Following the criminalisation of narcotics, the American medical profession fell into line. As funds became available for those developing anti-addiction drugs like methadone and setting up detox programmes, doctors could easily believe that they were helping addicts and society, while also doing their careers a favour.

The Sixties brought a volte face in Britain, too. With governments feeling obliged to be seen as responding to a growing drugs problem – or sensing that capital might be made out of victimising friendless scapegoats – new restrictions were imposed. No longer could GPs routinely supply addicts: now they had to register at special clinics and undergo treatment. In Britain as in America, the upshot of tougher laws and policing was quite predictable: the traffic went underground, achieved a new allure and became enmeshed with criminality and corruption. As early as 1925, Robert Schless had observed that ‘most drug addiction today is due directly to the Harrison Anti-Narcotic Act ... The Harrison Act made the drug peddler and the drug peddler makes drug addicts.’ Schless’s analysis still holds good.

# DATA EXCERPTS
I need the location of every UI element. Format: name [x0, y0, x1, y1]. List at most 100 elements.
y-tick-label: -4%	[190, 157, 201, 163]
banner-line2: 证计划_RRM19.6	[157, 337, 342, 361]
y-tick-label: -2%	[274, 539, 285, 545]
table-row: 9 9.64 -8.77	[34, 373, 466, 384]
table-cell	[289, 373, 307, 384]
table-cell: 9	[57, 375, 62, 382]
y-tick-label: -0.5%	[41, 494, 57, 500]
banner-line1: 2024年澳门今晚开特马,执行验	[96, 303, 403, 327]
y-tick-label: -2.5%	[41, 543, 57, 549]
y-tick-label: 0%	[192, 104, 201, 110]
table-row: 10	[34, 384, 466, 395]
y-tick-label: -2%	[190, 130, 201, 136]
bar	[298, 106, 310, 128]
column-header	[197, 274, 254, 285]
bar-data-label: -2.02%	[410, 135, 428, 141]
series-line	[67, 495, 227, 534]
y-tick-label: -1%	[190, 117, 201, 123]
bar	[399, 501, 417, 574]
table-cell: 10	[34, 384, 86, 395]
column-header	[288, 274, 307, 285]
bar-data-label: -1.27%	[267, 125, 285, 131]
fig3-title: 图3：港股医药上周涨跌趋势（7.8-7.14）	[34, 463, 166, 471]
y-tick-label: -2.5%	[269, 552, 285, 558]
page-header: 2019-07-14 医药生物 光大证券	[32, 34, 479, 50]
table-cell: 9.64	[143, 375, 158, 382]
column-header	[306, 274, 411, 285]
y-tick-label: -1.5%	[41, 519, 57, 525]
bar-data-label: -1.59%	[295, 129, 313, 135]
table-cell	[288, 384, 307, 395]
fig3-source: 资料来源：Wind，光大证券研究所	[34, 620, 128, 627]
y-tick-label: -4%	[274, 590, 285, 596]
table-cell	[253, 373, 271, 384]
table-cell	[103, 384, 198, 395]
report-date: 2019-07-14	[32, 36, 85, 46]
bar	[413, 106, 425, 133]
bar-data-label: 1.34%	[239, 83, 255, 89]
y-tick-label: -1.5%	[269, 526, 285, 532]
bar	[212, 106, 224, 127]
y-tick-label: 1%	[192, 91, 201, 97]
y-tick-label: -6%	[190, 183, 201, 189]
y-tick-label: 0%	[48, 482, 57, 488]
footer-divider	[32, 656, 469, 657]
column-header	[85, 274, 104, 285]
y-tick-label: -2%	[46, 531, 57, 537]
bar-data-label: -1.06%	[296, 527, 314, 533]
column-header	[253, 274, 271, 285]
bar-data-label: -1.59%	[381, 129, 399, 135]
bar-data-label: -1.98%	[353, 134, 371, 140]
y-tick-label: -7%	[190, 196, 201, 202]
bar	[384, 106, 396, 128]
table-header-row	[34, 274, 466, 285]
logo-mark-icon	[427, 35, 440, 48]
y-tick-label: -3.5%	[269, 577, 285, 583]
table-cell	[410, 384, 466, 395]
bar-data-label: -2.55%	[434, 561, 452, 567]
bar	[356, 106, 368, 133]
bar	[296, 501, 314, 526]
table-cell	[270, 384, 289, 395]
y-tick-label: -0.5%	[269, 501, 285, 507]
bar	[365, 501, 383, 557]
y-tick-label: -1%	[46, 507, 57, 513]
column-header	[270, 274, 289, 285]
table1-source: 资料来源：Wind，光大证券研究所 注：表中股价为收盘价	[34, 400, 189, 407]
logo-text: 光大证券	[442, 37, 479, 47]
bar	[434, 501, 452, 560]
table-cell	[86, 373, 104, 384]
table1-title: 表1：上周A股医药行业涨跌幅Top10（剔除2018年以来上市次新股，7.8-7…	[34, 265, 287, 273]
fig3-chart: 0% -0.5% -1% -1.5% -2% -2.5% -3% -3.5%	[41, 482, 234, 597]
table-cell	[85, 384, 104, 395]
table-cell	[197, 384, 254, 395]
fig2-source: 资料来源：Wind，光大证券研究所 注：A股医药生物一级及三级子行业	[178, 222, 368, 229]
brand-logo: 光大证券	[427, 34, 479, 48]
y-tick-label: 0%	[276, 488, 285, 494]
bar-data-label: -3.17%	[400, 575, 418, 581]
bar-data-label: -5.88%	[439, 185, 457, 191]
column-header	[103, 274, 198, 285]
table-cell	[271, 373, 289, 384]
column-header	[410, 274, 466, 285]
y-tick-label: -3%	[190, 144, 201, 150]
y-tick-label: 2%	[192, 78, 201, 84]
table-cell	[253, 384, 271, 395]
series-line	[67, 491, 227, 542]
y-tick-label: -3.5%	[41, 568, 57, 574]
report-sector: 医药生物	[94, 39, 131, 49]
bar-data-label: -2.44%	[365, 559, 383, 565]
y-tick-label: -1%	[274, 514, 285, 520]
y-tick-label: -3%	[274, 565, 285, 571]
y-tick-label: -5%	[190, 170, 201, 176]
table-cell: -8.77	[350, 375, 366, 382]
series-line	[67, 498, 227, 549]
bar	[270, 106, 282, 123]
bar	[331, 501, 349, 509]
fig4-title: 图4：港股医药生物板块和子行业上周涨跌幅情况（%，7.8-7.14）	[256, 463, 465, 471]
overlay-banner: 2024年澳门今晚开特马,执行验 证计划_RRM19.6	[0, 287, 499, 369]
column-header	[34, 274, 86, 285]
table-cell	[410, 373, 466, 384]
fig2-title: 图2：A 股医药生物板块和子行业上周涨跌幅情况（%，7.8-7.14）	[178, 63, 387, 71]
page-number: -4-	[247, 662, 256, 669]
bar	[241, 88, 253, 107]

# WHAT TO PRODUCE
Revise the drug-laws passage from "The Sixties brought" up to and including "still holds good.", replacing "special clinics" with "specialist clinics". The rows above are separate material, unrelated to the drug-laws passage.

# ANSWER TO THE EXERCISE
The Sixties brought a volte face in Britain, too. With governments feeling obliged to be seen as responding to a growing drugs problem – or sensing that capital might be made out of victimising friendless scapegoats – new restrictions were imposed. No longer could GPs routinely supply addicts: now they had to register at specialist clinics and undergo treatment. In Britain as in America, the upshot of tougher laws and policing was quite predictable: the traffic went underground, achieved a new allure and became enmeshed with criminality and corruption. As early as 1925, Robert Schless had observed that ‘most drug addiction today is due directly to the Harrison Anti-Narcotic Act ... The Harrison Act made the drug peddler and the drug peddler makes drug addicts.’ Schless’s analysis still holds good.